__WHAT IS BEING ASKED__
Each entry below is to be transcribed exactly.

Extracted data entries
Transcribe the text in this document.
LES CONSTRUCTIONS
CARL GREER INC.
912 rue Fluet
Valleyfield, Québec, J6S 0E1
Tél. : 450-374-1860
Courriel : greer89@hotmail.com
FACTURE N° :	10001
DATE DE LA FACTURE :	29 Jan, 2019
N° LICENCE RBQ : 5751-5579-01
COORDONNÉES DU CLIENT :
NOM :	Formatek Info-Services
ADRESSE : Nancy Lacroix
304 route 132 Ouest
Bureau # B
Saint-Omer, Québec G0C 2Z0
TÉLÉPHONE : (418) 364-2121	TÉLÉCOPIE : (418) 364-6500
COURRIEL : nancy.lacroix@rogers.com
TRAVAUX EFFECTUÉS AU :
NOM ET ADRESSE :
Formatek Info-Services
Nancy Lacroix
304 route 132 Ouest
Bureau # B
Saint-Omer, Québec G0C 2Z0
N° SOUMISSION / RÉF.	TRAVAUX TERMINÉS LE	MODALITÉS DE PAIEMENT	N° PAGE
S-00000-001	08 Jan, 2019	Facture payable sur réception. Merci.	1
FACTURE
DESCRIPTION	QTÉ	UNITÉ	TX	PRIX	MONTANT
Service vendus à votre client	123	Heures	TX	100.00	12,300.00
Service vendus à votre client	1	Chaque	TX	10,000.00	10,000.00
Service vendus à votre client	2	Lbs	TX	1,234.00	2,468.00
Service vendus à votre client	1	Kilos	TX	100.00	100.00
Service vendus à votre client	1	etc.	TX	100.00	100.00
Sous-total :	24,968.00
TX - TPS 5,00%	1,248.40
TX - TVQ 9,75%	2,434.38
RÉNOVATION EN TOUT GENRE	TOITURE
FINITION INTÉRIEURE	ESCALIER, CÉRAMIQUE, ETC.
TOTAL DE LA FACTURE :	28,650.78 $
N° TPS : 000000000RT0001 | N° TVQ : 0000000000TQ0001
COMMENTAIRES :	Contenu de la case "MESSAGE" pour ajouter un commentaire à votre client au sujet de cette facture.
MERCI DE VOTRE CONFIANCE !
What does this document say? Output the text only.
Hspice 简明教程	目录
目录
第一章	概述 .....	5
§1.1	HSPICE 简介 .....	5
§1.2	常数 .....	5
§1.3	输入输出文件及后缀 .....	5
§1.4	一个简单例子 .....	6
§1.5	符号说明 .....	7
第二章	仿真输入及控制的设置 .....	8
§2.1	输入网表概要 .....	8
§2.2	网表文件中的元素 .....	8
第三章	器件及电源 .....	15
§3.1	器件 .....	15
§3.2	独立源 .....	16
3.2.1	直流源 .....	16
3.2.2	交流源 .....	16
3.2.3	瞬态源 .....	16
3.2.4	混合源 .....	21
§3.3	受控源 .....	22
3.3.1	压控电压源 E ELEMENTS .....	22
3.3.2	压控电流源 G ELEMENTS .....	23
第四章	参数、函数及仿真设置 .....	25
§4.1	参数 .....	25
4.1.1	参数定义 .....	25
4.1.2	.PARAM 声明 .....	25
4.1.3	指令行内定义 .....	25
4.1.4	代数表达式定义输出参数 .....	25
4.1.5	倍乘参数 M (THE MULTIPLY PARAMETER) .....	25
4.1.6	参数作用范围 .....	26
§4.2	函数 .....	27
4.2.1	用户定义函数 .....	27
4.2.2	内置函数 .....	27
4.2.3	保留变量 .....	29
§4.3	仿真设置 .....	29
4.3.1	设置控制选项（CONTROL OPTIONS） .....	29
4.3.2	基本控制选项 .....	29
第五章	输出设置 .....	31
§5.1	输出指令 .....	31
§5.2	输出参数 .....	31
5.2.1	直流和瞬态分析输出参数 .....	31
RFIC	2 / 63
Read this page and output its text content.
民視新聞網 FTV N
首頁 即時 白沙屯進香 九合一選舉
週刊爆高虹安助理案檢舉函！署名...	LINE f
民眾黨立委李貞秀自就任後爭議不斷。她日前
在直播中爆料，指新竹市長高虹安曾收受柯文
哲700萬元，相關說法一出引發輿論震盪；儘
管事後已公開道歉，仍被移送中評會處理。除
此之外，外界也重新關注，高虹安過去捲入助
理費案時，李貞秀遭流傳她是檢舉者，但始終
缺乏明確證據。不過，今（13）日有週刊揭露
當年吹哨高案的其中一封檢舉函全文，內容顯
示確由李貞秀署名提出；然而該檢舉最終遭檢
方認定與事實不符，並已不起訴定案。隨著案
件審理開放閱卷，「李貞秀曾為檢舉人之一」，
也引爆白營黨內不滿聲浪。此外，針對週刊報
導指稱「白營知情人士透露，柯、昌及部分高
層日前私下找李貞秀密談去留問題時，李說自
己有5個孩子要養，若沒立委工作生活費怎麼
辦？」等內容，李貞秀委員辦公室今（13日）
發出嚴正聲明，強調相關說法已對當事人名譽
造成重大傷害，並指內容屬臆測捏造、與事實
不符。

__PROBLEM SOLUTION__
Transcribe the text in this document.
LES CONSTRUCTIONS
CARL GREER INC.
912 rue Fluet
Valleyfield, Québec, J6S 0E1
Tél. : 450-374-1860
Courriel : greer89@hotmail.com
FACTURE N° :	10001
DATE DE LA FACTURE :	29 Jan, 2019
N° LICENCE RBQ : 5751-5579-01
COORDONNÉES DU CLIENT :
NOM :	Formatek Info-Services
ADRESSE : Nancy Lacroix
304 route 132 Ouest
Bureau # B
Saint-Omer, Québec G0C 2Z0
TÉLÉPHONE : (418) 364-2121	TÉLÉCOPIE : (418) 364-6500
COURRIEL : nancy.lacroix@rogers.com
TRAVAUX EFFECTUÉS AU :
NOM ET ADRESSE :
Formatek Info-Services
Nancy Lacroix
304 route 132 Ouest
Bureau # B
Saint-Omer, Québec G0C 2Z0
N° SOUMISSION / RÉF.	TRAVAUX TERMINÉS LE	MODALITÉS DE PAIEMENT	N° PAGE
S-00000-001	08 Jan, 2019	Facture payable sur réception. Merci.	1
FACTURE
DESCRIPTION	QTÉ	UNITÉ	TX	PRIX	MONTANT
Service vendus à votre client	123	Heures	TX	100.00	12,300.00
Service vendus à votre client	1	Chaque	TX	10,000.00	10,000.00
Service vendus à votre client	2	Lbs	TX	1,234.00	2,468.00
Service vendus à votre client	1	Kilos	TX	100.00	100.00
Service vendus à votre client	1	etc.	TX	100.00	100.00
Sous-total :	24,968.00
TX - TPS 5,00%	1,248.40
TX - TVQ 9,75%	2,434.38
RÉNOVATION EN TOUT GENRE	TOITURE
FINITION INTÉRIEURE	ESCALIER, CÉRAMIQUE, ETC.
TOTAL DE LA FACTURE :	28,650.78 $
N° TPS : 000000000RT0001 | N° TVQ : 0000000000TQ0001
COMMENTAIRES :	Contenu de la case "MESSAGE" pour ajouter un commentaire à votre client au sujet de cette facture.
MERCI DE VOTRE CONFIANCE !
What does this document say? Output the text only.
Hspice 简明教程	目录
目录
第一章	概述 .....	5
§1.1	HSPICE 简介 .....	5
§1.2	常数 .....	5
§1.3	输入输出文件及后缀 .....	5
§1.4	一个简单例子 .....	6
§1.5	符号说明 .....	7
第二章	仿真输入及控制的设置 .....	8
§2.1	输入网表概要 .....	8
§2.2	网表文件中的元素 .....	8
第三章	器件及电源 .....	15
§3.1	器件 .....	15
§3.2	独立源 .....	16
3.2.1	直流源 .....	16
3.2.2	交流源 .....	16
3.2.3	瞬态源 .....	16
3.2.4	混合源 .....	21
§3.3	受控源 .....	22
3.3.1	压控电压源 E ELEMENTS .....	22
3.3.2	压控电流源 G ELEMENTS .....	23
第四章	参数、函数及仿真设置 .....	25
§4.1	参数 .....	25
4.1.1	参数定义 .....	25
4.1.2	.PARAM 声明 .....	25
4.1.3	指令行内定义 .....	25
4.1.4	代数表达式定义输出参数 .....	25
4.1.5	倍乘参数 M (THE MULTIPLY PARAMETER) .....	25
4.1.6	参数作用范围 .....	26
§4.2	函数 .....	27
4.2.1	用户定义函数 .....	27
4.2.2	内置函数 .....	27
4.2.3	保留变量 .....	29
§4.3	仿真设置 .....	29
4.3.1	设置控制选项（CONTROL OPTIONS） .....	29
4.3.2	基本控制选项 .....	29
第五章	输出设置 .....	31
§5.1	输出指令 .....	31
§5.2	输出参数 .....	31
5.2.1	直流和瞬态分析输出参数 .....	31
RFIC	2 / 63
Read this page and output its text content.
民視新聞網 FTV N
首頁 即時 白沙屯進香 九合一選舉
週刊爆高虹安助理案檢舉函！署名...	LINE f
民眾黨立委李貞秀自就任後爭議不斷。她日前
在直播中爆料，指新竹市長高虹安曾收受柯文
哲700萬元，相關說法一出引發輿論震盪；儘
管事後已公開道歉，仍被移送中評會處理。除
此之外，外界也重新關注，高虹安過去捲入助
理費案時，李貞秀遭流傳她是檢舉者，但始終
缺乏明確證據。不過，今（13）日有週刊揭露
當年吹哨高案的其中一封檢舉函全文，內容顯
示確由李貞秀署名提出；然而該檢舉最終遭檢
方認定與事實不符，並已不起訴定案。隨著案
件審理開放閱卷，「李貞秀曾為檢舉人之一」，
也引爆白營黨內不滿聲浪。此外，針對週刊報
導指稱「白營知情人士透露，柯、昌及部分高
層日前私下找李貞秀密談去留問題時，李說自
己有5個孩子要養，若沒立委工作生活費怎麼
辦？」等內容，李貞秀委員辦公室今（13日）
發出嚴正聲明，強調相關說法已對當事人名譽
造成重大傷害，並指內容屬臆測捏造、與事實
不符。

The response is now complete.